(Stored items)
--------------------------------

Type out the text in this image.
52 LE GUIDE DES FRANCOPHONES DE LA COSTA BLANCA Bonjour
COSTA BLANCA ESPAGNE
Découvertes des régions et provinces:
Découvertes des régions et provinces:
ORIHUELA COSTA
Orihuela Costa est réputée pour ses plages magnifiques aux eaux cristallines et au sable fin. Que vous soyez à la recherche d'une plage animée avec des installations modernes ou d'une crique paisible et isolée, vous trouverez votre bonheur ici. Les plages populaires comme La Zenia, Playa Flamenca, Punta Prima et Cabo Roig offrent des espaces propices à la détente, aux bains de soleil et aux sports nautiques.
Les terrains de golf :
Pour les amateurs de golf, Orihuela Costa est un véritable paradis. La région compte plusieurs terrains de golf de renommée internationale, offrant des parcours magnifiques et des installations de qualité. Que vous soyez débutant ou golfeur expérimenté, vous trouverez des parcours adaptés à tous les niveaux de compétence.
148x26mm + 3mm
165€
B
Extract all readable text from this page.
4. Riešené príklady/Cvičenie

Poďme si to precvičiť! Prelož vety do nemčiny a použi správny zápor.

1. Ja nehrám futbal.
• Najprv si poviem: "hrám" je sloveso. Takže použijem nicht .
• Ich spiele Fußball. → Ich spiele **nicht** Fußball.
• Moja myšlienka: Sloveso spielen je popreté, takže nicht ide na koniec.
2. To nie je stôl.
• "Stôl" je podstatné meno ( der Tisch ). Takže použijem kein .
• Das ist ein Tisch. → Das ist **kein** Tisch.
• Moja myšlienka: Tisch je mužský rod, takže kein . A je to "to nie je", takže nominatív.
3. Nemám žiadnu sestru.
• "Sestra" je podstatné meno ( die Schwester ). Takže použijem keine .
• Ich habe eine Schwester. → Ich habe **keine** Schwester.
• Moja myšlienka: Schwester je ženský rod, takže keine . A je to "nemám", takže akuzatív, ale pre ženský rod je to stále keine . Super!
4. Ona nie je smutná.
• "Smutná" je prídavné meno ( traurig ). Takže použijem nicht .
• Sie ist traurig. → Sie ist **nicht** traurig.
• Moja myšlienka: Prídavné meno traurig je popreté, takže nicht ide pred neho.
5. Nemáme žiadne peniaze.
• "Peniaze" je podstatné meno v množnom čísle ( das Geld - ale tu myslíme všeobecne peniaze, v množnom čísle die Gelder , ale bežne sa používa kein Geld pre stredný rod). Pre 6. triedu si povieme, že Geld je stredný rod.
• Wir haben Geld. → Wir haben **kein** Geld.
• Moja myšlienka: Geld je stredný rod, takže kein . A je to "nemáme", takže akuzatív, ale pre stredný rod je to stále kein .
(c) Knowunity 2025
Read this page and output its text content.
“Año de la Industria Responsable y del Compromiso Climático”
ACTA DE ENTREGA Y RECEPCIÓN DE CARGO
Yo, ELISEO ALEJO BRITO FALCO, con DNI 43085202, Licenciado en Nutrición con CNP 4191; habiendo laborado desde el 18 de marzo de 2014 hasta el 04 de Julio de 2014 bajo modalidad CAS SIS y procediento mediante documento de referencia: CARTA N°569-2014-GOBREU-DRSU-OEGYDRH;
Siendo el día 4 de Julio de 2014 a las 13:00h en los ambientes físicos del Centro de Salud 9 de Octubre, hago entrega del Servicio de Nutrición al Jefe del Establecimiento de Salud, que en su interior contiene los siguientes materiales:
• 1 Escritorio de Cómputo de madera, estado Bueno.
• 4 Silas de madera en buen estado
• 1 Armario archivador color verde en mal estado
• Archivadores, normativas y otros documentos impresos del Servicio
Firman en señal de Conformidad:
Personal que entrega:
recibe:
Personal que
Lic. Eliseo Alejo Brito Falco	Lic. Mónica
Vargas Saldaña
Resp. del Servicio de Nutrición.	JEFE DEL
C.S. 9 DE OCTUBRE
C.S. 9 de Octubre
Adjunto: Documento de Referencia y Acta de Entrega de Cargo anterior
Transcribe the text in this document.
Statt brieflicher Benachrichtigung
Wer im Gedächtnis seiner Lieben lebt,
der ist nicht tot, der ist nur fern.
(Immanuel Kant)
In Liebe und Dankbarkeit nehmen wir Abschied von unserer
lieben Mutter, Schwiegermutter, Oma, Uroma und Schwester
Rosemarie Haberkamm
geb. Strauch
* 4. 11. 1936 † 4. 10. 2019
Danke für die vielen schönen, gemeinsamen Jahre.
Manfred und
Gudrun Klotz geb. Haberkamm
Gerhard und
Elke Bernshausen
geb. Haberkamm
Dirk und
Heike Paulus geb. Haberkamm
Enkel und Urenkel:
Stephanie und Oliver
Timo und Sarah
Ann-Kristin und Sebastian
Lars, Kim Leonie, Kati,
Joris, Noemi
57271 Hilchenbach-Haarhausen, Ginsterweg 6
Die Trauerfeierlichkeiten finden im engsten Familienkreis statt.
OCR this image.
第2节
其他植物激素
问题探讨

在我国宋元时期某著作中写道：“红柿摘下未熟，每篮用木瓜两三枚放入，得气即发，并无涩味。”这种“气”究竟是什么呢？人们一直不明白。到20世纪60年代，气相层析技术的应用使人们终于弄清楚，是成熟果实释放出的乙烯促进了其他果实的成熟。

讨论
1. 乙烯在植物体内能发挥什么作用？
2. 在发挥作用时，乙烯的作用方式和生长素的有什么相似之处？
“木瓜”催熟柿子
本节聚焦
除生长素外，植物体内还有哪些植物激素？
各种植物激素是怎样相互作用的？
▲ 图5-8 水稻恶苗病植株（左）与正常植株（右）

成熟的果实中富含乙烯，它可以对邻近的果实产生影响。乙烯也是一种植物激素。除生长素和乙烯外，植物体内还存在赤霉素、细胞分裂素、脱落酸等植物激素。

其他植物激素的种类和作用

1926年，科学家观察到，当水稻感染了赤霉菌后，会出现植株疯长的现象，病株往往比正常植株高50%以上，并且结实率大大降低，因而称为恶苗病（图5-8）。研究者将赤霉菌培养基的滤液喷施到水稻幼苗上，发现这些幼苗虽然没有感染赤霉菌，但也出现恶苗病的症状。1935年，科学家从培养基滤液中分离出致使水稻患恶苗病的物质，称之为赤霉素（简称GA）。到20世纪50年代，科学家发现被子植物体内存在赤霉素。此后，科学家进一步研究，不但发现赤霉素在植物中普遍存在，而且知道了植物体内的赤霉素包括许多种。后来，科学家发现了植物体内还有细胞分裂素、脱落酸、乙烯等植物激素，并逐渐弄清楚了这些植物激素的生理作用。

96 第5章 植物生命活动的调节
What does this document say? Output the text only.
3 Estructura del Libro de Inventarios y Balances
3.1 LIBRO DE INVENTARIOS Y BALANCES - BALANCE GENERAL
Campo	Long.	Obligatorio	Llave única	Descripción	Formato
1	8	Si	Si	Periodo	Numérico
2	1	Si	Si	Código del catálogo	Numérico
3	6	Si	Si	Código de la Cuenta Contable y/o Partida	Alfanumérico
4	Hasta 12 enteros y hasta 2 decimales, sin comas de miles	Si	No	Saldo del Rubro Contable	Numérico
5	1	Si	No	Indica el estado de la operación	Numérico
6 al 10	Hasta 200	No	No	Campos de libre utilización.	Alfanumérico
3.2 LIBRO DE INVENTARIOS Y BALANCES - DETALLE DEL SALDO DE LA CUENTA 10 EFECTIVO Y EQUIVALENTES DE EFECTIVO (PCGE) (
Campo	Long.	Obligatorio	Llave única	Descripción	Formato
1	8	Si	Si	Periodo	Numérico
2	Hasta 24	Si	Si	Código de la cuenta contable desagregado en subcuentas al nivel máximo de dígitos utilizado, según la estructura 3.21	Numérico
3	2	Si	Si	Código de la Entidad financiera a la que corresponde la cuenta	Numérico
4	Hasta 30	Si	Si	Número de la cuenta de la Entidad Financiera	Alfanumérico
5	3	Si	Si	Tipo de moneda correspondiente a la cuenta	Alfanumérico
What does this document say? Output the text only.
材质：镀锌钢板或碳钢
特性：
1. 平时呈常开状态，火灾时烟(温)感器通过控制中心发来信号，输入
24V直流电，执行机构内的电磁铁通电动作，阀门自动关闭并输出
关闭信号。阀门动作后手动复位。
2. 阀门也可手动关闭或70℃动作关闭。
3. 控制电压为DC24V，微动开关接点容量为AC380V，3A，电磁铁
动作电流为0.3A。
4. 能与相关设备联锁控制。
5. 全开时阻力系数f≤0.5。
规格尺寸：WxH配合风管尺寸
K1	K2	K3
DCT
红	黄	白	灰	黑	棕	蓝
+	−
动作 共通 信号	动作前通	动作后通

--------------------------------

Description of the task => All lines from the line containing "OCR this image." through the end of the listing above are to be duplicated exactly; include both ends and nothing further.

Problem solution =>
OCR this image.
第2节
其他植物激素
问题探讨

在我国宋元时期某著作中写道：“红柿摘下未熟，每篮用木瓜两三枚放入，得气即发，并无涩味。”这种“气”究竟是什么呢？人们一直不明白。到20世纪60年代，气相层析技术的应用使人们终于弄清楚，是成熟果实释放出的乙烯促进了其他果实的成熟。

讨论
1. 乙烯在植物体内能发挥什么作用？
2. 在发挥作用时，乙烯的作用方式和生长素的有什么相似之处？
“木瓜”催熟柿子
本节聚焦
除生长素外，植物体内还有哪些植物激素？
各种植物激素是怎样相互作用的？
▲ 图5-8 水稻恶苗病植株（左）与正常植株（右）

成熟的果实中富含乙烯，它可以对邻近的果实产生影响。乙烯也是一种植物激素。除生长素和乙烯外，植物体内还存在赤霉素、细胞分裂素、脱落酸等植物激素。

其他植物激素的种类和作用

1926年，科学家观察到，当水稻感染了赤霉菌后，会出现植株疯长的现象，病株往往比正常植株高50%以上，并且结实率大大降低，因而称为恶苗病（图5-8）。研究者将赤霉菌培养基的滤液喷施到水稻幼苗上，发现这些幼苗虽然没有感染赤霉菌，但也出现恶苗病的症状。1935年，科学家从培养基滤液中分离出致使水稻患恶苗病的物质，称之为赤霉素（简称GA）。到20世纪50年代，科学家发现被子植物体内存在赤霉素。此后，科学家进一步研究，不但发现赤霉素在植物中普遍存在，而且知道了植物体内的赤霉素包括许多种。后来，科学家发现了植物体内还有细胞分裂素、脱落酸、乙烯等植物激素，并逐渐弄清楚了这些植物激素的生理作用。

96 第5章 植物生命活动的调节
What does this document say? Output the text only.
3 Estructura del Libro de Inventarios y Balances
3.1 LIBRO DE INVENTARIOS Y BALANCES - BALANCE GENERAL
Campo	Long.	Obligatorio	Llave única	Descripción	Formato
1	8	Si	Si	Periodo	Numérico
2	1	Si	Si	Código del catálogo	Numérico
3	6	Si	Si	Código de la Cuenta Contable y/o Partida	Alfanumérico
4	Hasta 12 enteros y hasta 2 decimales, sin comas de miles	Si	No	Saldo del Rubro Contable	Numérico
5	1	Si	No	Indica el estado de la operación	Numérico
6 al 10	Hasta 200	No	No	Campos de libre utilización.	Alfanumérico
3.2 LIBRO DE INVENTARIOS Y BALANCES - DETALLE DEL SALDO DE LA CUENTA 10 EFECTIVO Y EQUIVALENTES DE EFECTIVO (PCGE) (
Campo	Long.	Obligatorio	Llave única	Descripción	Formato
1	8	Si	Si	Periodo	Numérico
2	Hasta 24	Si	Si	Código de la cuenta contable desagregado en subcuentas al nivel máximo de dígitos utilizado, según la estructura 3.21	Numérico
3	2	Si	Si	Código de la Entidad financiera a la que corresponde la cuenta	Numérico
4	Hasta 30	Si	Si	Número de la cuenta de la Entidad Financiera	Alfanumérico
5	3	Si	Si	Tipo de moneda correspondiente a la cuenta	Alfanumérico
What does this document say? Output the text only.
材质：镀锌钢板或碳钢
特性：
1. 平时呈常开状态，火灾时烟(温)感器通过控制中心发来信号，输入
24V直流电，执行机构内的电磁铁通电动作，阀门自动关闭并输出
关闭信号。阀门动作后手动复位。
2. 阀门也可手动关闭或70℃动作关闭。
3. 控制电压为DC24V，微动开关接点容量为AC380V，3A，电磁铁
动作电流为0.3A。
4. 能与相关设备联锁控制。
5. 全开时阻力系数f≤0.5。
规格尺寸：WxH配合风管尺寸
K1	K2	K3
DCT
红	黄	白	灰	黑	棕	蓝
+	−
动作 共通 信号	动作前通	动作后通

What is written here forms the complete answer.